◆ Task instructions
Tally the lines in the data that follows that include the word "tranches", and report nothing but the total.

◆ Exercise data
════════

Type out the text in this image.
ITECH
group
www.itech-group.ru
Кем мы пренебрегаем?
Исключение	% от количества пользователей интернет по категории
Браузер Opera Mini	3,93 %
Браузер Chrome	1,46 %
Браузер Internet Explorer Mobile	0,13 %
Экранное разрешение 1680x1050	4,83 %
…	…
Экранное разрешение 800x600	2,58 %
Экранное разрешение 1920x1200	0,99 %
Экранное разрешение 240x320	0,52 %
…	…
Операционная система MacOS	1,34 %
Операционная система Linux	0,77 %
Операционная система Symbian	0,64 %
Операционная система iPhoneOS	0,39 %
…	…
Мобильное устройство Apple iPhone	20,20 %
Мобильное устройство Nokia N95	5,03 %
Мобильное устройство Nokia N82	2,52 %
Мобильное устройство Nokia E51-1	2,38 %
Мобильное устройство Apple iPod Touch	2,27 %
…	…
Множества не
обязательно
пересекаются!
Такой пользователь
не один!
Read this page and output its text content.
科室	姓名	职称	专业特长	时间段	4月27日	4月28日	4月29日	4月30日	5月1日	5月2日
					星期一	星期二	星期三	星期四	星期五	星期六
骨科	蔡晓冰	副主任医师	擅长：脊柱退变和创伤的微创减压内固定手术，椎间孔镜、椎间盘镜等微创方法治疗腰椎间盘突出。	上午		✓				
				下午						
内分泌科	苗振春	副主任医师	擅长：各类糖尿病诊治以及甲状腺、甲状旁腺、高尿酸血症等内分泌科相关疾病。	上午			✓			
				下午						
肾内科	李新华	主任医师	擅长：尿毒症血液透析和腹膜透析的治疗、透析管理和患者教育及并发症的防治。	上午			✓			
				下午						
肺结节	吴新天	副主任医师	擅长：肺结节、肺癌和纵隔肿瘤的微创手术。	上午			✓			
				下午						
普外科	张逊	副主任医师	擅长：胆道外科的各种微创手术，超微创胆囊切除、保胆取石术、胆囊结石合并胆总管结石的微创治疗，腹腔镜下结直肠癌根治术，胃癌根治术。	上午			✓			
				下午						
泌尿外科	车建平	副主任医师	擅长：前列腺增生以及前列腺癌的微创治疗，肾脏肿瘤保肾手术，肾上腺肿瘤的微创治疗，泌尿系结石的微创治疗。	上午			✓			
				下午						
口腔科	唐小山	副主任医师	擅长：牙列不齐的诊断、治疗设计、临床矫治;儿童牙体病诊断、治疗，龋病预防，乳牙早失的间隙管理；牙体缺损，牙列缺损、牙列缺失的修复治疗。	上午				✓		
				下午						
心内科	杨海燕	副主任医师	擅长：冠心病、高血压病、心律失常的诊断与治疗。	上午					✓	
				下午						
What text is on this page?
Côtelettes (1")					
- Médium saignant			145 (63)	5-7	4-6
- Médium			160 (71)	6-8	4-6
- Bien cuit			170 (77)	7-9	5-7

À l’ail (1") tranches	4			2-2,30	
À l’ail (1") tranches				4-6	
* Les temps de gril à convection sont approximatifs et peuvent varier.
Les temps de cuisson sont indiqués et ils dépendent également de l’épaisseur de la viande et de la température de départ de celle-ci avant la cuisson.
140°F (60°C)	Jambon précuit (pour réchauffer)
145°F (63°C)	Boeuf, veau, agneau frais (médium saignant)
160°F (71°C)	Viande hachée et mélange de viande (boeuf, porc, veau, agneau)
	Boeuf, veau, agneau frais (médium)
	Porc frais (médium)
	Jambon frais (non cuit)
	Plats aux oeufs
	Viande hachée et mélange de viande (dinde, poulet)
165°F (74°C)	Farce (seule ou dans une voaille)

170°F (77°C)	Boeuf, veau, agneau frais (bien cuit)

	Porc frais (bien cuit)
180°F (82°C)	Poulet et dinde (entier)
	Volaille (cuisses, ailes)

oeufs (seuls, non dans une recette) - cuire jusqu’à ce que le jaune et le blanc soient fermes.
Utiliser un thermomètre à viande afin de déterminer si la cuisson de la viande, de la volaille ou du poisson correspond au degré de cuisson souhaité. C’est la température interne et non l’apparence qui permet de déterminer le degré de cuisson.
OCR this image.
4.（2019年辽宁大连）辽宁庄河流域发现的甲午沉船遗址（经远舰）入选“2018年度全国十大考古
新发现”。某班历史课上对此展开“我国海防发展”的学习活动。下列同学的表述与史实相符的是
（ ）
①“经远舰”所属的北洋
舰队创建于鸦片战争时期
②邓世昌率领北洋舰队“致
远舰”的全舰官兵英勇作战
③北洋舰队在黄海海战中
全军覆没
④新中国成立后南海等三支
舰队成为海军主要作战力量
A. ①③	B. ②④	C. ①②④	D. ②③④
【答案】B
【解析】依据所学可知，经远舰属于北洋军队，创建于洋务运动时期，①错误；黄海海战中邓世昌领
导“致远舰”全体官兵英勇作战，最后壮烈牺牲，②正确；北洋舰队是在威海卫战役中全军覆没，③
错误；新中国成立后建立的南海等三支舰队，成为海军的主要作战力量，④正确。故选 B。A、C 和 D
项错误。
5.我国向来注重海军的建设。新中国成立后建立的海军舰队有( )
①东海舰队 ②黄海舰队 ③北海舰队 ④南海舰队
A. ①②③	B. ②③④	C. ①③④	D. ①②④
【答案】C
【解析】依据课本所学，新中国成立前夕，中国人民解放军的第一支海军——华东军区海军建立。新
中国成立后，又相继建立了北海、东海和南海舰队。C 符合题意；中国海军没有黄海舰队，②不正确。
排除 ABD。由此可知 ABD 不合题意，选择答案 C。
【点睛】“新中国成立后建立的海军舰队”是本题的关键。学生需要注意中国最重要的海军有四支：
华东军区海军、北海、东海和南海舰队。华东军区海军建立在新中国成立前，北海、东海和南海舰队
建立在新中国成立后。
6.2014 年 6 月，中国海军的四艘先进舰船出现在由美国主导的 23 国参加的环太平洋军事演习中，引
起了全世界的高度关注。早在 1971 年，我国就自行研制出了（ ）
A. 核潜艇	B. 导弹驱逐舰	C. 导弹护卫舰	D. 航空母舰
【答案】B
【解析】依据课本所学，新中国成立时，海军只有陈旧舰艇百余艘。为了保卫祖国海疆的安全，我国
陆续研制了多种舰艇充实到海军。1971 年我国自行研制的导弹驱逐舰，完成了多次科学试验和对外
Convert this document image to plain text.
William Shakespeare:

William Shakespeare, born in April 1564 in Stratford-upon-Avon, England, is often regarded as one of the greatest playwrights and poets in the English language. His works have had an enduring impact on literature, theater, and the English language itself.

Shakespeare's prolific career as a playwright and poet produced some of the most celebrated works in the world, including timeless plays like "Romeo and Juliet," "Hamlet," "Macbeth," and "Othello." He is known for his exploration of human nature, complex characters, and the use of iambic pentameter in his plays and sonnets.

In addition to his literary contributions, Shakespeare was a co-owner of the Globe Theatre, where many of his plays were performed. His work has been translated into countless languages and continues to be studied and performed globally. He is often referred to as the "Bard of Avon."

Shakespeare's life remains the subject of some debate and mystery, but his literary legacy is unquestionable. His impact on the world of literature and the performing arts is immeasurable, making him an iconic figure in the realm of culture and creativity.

════════

◆ Task solution
2